#### Anweisung 1:
Gib aus dem Artikel über den Internet-Drogenhandel die Passage wortgetreu wieder, beginnend mit „Der Deal nach“ und fortlaufend bis einschließlich „für ihren Nachwuchs.“.
#### Anweisung 2:
Auf welcher Insel war die Internetseite laut dem Artikel über den Internet-Drogenhandel registriert?

#### Artikel:
════════
Er hatte sich seine Internetkenntnisse offenbar zunutze gemacht und sein Geschäft gut getarnt. Die Internetseite www.shiny-flakes.to war auf der Pazifikinsel Tonga registriert und ähnelte im Aufbau der des seriösen Internethändlers Amazon. Aber bei ihm konnten Kunden per Mausklick Koks, Marihuana, Crystal und anderes nach Katalog bestellen. „Kleine Bestellungen werden freitags versandt, größere am Montag oder Dienstag“, teilte er Kunden mit.
Der Deal nach Vorbild des US-Unternehmens „Silk Road“ lief getarnt über Umleitungen und wurde zeitweise in verborgenen Teilen des Internets abgewickelt, die man nur mit speziellen Browsern erreicht. Später konnten auch ganz normale Web-Nutzer bestellen. Kunden empfahl der 20-Jährige, wie man sich vor Entdeckung schützt: einfach einen falschen Namen an den Briefkasten kleben – und wieder entfernen, wenn das Paket geliefert war.
Ermittler sprechen von einem der größten Drogenfunde in Deutschland. Nach dem Fahndungserfolg erlaubte sich die Polizei einen besonderen Gag: Sie nahm die Internetseite www.shiny-flakes.to des Drogenhändlers nicht aus dem Netz. Inzwischen können auf der Seite allerdings keine Drogen mehr bestellt werden. Stattdessen wirbt dort jetzt die Polizei für ihren Nachwuchs.
════════
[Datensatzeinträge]
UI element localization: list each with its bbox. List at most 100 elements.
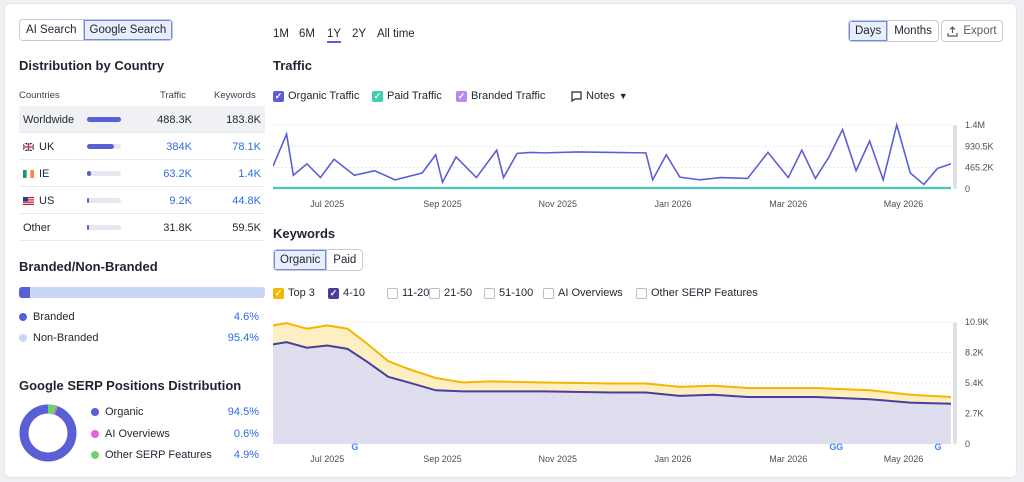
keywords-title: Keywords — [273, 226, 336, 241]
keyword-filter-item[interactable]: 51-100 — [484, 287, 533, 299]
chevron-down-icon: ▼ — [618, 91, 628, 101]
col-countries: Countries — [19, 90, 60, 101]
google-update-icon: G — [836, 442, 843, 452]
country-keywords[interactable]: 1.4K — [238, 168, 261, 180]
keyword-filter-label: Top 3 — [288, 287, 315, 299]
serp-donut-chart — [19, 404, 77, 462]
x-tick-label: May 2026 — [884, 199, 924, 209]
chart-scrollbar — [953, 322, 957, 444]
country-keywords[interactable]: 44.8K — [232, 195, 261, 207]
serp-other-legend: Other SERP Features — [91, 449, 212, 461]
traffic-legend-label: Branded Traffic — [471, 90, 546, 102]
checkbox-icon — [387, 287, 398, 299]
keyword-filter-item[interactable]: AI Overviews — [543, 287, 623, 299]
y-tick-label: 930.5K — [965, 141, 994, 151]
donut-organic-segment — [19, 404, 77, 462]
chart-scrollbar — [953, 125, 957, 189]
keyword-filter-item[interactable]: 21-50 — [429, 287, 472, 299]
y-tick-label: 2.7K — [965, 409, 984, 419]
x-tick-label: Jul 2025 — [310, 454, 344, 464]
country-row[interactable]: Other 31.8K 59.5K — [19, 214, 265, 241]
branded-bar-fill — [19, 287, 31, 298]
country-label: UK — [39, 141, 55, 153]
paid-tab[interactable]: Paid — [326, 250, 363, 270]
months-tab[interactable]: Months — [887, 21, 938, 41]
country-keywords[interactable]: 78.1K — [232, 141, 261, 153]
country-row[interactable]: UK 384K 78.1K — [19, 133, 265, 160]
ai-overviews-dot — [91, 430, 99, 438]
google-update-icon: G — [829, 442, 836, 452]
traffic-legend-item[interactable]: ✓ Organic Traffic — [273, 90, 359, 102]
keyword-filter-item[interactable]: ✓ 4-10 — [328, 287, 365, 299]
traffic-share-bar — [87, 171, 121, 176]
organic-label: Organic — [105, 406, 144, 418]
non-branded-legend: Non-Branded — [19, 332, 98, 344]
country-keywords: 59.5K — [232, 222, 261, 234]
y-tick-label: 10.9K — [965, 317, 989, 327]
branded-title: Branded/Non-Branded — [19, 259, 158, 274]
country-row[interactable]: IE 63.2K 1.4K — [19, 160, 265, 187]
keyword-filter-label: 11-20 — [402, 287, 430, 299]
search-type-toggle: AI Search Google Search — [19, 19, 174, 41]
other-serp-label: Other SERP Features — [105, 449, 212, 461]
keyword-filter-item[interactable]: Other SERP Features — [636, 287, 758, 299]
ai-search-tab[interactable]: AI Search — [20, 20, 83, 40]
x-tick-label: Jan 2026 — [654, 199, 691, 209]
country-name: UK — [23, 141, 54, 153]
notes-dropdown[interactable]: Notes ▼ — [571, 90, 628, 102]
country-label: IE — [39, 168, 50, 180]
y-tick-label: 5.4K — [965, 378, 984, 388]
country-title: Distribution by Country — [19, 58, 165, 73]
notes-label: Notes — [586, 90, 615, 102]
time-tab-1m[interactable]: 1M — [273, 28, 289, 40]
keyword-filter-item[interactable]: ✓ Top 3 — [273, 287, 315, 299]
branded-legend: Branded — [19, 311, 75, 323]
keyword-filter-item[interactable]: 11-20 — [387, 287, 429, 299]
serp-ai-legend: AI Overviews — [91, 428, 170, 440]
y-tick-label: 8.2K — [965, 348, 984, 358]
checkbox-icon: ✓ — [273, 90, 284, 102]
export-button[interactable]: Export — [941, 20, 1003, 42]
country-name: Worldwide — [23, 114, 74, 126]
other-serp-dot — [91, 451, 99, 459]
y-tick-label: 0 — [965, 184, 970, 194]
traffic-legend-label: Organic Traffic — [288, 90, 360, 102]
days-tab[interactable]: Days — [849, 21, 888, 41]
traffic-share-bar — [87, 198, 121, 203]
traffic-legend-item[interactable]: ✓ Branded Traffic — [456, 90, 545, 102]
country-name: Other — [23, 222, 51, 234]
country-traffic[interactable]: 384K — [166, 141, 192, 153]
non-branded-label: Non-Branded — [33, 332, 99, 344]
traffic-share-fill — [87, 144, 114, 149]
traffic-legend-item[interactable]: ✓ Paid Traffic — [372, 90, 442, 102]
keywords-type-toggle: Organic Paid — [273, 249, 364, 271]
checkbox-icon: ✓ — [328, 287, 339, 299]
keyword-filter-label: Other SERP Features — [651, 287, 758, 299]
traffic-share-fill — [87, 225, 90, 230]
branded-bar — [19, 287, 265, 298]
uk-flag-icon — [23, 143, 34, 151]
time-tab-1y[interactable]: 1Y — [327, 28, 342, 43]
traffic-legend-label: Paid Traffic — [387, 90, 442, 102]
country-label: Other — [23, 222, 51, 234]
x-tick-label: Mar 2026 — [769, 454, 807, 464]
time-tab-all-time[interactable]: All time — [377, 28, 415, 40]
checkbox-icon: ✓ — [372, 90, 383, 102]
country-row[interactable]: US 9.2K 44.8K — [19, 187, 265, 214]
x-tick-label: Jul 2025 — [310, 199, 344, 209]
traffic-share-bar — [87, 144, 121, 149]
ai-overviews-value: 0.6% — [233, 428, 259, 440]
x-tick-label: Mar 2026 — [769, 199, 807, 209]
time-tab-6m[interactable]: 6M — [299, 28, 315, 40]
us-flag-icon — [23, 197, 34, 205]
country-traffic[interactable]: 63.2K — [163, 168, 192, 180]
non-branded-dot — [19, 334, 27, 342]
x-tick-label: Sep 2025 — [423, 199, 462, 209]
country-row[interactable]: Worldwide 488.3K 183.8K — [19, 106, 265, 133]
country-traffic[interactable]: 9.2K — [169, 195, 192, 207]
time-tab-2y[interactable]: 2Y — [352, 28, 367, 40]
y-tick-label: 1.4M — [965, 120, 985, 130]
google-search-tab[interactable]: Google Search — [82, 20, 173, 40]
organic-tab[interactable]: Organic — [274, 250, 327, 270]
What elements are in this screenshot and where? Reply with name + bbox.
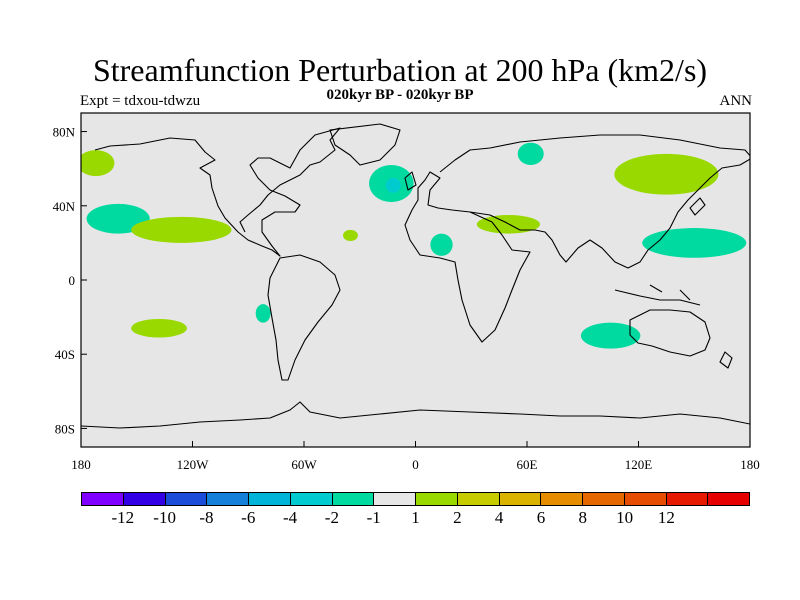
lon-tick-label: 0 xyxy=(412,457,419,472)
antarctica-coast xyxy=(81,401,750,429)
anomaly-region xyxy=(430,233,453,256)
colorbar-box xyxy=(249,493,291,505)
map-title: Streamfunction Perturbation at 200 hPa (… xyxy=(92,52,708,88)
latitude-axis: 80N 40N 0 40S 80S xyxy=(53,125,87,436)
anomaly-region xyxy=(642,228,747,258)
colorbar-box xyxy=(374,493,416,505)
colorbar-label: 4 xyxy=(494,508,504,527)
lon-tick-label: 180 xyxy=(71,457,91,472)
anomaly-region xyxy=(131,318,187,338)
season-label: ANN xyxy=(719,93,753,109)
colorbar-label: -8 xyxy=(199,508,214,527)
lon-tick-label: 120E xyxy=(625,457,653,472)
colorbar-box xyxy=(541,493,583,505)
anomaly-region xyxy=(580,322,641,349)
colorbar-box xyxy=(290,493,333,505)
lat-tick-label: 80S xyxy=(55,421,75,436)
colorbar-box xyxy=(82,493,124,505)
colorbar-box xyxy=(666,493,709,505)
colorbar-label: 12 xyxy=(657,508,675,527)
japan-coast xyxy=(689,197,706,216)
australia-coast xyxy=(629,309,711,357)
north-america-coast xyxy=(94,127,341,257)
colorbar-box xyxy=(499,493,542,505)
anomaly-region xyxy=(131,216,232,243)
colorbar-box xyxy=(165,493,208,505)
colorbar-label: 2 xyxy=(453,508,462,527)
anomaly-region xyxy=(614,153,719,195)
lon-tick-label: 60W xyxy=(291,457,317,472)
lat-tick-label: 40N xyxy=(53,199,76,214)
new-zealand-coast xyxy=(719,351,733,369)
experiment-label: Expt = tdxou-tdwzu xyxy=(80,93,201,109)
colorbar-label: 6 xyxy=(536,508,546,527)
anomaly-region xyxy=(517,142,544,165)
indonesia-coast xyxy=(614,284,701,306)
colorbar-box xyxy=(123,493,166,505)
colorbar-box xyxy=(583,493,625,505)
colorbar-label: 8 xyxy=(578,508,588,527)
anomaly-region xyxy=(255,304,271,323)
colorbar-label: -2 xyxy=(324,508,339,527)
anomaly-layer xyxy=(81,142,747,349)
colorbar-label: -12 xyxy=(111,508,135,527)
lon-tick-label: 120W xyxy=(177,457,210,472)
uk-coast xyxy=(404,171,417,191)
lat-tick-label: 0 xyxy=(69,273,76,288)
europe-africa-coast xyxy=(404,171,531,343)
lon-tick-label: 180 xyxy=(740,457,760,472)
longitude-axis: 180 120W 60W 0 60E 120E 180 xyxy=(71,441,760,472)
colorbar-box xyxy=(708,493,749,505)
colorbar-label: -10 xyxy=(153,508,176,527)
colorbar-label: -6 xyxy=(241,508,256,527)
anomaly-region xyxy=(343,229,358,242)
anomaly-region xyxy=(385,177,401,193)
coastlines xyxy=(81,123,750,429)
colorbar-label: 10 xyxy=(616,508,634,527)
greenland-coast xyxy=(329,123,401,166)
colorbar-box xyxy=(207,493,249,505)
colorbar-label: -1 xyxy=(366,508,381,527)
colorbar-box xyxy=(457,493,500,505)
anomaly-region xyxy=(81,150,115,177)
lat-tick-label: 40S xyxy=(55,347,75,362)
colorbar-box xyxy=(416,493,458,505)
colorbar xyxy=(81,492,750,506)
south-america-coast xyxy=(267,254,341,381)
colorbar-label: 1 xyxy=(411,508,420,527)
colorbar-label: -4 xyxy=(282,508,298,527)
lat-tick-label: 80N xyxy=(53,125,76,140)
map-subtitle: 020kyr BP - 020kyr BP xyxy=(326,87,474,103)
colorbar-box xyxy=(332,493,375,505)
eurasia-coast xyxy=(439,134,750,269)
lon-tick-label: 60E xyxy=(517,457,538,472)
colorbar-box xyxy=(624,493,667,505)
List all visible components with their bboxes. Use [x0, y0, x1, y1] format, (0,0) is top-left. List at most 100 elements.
════════
#### Vollständige Ausgabe 1:
Der Deal nach Vorbild des US-Unternehmens „Silk Road“ lief getarnt über Umleitungen und wurde zeitweise in verborgenen Teilen des Internets abgewickelt, die man nur mit speziellen Browsern erreicht. Später konnten auch ganz normale Web-Nutzer bestellen. Kunden empfahl der 20-Jährige, wie man sich vor Entdeckung schützt: einfach einen falschen Namen an den Briefkasten kleben – und wieder entfernen, wenn das Paket geliefert war.
Ermittler sprechen von einem der größten Drogenfunde in Deutschland. Nach dem Fahndungserfolg erlaubte sich die Polizei einen besonderen Gag: Sie nahm die Internetseite www.shiny-flakes.to des Drogenhändlers nicht aus dem Netz. Inzwischen können auf der Seite allerdings keine Drogen mehr bestellt werden. Stattdessen wirbt dort jetzt die Polizei für ihren Nachwuchs.

#### Vollständige Ausgabe 2:
Auf der Pazifikinsel Tonga.